DIRECTIVE: Find the lines that hold the word "windows" and return them.

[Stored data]
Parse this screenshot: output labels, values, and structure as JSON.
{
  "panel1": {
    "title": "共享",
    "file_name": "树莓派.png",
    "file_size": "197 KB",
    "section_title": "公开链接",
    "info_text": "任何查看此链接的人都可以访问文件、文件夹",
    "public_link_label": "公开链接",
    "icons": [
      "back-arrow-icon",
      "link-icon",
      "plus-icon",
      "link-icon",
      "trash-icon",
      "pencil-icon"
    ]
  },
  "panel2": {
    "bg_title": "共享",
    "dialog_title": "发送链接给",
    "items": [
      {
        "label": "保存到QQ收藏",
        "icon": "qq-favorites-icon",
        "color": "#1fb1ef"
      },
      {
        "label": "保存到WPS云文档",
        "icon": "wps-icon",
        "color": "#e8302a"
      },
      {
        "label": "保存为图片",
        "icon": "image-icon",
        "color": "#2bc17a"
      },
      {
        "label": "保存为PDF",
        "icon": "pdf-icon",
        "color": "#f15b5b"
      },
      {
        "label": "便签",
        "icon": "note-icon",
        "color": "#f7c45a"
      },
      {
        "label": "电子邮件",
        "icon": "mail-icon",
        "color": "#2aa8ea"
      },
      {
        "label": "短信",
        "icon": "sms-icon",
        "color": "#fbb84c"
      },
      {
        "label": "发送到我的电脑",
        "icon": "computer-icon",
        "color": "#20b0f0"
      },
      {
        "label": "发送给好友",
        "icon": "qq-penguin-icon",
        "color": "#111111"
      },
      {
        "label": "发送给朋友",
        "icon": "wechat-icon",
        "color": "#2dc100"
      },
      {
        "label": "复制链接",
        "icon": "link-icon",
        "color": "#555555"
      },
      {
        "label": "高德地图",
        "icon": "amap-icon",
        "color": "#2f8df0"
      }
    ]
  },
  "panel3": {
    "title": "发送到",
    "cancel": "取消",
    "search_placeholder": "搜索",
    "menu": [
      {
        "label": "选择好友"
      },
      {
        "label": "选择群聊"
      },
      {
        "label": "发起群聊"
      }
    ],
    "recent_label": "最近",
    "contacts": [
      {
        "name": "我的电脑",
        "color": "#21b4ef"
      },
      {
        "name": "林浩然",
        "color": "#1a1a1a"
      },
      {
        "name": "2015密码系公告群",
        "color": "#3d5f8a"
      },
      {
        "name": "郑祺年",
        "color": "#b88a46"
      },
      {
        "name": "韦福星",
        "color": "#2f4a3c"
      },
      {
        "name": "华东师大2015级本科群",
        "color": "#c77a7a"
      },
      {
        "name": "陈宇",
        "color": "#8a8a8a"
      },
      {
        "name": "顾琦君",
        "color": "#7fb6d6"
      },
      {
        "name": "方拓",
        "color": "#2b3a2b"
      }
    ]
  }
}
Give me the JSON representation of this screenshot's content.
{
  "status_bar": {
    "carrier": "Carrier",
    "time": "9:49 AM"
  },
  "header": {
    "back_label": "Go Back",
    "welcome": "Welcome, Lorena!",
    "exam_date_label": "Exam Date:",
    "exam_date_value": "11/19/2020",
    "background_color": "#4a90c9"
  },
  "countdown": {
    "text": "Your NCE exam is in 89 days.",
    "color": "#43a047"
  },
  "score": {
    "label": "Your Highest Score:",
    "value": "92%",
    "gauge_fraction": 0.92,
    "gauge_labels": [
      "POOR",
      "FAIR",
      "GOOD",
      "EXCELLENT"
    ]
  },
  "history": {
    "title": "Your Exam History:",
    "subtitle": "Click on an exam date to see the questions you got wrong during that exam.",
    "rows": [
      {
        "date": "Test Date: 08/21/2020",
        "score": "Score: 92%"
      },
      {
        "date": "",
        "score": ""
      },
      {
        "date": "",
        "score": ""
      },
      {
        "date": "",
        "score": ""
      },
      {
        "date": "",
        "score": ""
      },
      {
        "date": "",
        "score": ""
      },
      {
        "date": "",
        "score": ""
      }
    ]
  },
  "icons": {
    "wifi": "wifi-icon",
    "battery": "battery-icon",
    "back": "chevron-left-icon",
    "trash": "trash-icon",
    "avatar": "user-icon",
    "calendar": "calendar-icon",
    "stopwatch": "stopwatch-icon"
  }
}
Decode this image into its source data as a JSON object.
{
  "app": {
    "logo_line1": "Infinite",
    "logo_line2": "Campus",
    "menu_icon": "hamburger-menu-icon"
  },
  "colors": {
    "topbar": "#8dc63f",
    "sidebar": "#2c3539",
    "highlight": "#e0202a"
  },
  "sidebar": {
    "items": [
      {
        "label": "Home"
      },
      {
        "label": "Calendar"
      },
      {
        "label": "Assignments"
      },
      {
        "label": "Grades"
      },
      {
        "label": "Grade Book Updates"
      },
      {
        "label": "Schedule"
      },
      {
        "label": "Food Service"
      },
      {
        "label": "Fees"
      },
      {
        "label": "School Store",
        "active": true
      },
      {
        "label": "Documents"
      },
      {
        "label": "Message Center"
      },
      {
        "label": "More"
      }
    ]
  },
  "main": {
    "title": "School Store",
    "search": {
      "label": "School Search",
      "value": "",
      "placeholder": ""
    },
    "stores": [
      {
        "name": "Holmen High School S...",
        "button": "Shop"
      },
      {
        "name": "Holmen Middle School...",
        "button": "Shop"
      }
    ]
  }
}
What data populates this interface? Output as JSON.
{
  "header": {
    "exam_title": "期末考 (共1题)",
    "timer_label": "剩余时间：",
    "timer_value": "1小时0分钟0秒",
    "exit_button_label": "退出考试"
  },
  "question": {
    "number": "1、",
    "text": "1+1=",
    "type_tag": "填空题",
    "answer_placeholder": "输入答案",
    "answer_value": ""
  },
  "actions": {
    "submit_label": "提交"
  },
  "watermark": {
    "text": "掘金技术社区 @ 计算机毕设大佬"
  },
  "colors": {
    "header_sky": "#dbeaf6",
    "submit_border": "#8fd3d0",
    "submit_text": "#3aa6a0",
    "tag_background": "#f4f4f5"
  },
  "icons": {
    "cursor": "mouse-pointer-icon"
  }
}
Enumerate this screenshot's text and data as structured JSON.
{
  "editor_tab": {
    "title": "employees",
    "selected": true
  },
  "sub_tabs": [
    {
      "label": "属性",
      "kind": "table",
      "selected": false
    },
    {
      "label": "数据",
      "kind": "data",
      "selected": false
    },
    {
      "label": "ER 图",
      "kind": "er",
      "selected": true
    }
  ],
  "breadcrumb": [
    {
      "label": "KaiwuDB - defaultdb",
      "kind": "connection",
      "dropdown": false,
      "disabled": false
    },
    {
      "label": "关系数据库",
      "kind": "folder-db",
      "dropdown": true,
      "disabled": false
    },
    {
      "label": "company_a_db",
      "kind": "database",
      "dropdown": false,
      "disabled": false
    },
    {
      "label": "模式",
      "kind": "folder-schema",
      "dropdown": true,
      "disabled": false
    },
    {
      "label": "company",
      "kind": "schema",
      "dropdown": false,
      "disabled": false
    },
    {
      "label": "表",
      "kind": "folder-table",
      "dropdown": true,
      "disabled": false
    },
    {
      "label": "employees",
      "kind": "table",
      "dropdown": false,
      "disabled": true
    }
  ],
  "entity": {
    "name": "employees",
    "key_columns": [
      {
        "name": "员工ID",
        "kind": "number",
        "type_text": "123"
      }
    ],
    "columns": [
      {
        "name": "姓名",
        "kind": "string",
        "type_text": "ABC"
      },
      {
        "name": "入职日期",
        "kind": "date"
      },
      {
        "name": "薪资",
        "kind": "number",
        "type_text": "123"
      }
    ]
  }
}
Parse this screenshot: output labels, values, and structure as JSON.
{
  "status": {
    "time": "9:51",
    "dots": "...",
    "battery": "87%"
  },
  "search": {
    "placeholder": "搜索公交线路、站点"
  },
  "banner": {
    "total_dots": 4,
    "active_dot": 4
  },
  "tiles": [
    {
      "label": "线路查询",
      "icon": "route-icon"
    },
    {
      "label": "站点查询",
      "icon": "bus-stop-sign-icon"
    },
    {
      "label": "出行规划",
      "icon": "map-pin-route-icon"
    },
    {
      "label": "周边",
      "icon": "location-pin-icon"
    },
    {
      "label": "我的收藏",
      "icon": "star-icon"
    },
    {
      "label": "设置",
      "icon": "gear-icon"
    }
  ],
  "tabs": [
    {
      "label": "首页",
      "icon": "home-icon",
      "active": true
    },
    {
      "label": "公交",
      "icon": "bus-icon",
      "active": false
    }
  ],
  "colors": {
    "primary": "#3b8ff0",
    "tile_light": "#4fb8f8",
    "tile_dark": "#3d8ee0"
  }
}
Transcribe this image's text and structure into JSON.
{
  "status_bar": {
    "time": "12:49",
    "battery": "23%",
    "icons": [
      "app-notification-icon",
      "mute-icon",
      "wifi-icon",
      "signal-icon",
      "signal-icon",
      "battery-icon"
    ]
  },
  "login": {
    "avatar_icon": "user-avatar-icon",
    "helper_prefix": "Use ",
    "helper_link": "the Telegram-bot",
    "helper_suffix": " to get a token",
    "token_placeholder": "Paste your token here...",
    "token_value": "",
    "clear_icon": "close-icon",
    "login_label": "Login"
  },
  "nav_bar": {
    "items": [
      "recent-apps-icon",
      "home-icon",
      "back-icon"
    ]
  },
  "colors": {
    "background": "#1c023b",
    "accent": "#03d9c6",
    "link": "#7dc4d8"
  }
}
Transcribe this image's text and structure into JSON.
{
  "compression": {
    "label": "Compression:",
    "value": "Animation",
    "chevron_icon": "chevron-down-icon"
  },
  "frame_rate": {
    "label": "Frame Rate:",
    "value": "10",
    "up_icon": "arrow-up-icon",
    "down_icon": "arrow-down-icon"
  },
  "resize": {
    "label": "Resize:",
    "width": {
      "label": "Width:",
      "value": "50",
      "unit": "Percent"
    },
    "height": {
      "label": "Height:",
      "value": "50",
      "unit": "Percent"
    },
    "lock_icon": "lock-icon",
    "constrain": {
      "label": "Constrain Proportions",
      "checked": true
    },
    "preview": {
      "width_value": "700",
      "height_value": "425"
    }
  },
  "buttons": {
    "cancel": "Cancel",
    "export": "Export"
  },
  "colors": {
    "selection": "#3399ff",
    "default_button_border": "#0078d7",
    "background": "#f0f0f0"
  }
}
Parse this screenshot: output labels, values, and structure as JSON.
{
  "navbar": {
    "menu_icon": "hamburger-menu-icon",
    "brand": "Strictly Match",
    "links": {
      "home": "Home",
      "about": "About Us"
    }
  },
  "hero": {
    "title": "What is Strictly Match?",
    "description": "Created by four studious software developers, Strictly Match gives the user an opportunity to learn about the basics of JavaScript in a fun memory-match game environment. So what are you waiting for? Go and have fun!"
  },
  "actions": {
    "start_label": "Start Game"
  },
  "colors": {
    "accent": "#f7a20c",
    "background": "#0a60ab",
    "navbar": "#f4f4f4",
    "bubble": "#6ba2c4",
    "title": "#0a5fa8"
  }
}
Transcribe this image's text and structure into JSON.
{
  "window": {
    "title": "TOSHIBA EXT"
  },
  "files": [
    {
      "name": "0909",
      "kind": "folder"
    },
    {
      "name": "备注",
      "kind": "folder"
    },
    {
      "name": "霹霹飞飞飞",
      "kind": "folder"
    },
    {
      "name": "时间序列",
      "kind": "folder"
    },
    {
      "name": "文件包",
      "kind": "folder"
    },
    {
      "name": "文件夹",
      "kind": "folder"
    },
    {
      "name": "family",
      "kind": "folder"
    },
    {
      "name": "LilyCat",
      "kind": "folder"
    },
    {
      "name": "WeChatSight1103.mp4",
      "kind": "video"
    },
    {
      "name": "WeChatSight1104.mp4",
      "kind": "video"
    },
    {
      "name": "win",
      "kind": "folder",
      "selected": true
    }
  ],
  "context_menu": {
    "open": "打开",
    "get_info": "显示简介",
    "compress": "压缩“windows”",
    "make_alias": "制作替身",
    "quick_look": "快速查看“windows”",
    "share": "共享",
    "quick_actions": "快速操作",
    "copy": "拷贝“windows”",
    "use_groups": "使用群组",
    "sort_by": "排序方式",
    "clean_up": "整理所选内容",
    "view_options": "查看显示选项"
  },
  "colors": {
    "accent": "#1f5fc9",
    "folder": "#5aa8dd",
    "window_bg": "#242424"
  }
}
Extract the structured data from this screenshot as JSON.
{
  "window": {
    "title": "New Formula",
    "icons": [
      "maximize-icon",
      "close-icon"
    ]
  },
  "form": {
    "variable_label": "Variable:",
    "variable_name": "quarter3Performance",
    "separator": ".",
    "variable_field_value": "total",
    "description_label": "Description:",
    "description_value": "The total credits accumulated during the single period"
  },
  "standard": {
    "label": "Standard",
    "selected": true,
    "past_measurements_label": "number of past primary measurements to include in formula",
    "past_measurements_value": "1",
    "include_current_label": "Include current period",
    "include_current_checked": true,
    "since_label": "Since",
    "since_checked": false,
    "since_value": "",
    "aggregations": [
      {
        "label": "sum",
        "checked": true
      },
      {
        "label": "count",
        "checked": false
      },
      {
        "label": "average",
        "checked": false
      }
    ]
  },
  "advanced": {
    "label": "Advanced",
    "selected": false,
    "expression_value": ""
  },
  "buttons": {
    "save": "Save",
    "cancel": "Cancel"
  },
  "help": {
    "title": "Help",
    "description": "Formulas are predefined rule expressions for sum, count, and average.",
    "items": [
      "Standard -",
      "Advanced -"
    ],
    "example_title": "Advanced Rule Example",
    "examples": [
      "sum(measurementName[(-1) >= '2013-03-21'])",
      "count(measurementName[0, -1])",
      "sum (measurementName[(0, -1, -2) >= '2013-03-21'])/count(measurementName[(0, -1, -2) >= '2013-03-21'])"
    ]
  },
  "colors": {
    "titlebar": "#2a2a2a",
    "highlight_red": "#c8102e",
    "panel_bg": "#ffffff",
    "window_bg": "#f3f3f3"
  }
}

WRITTEN SOLUTION:
    "compress": "压缩“windows”",
    "quick_look": "快速查看“windows”",
    "copy": "拷贝“windows”",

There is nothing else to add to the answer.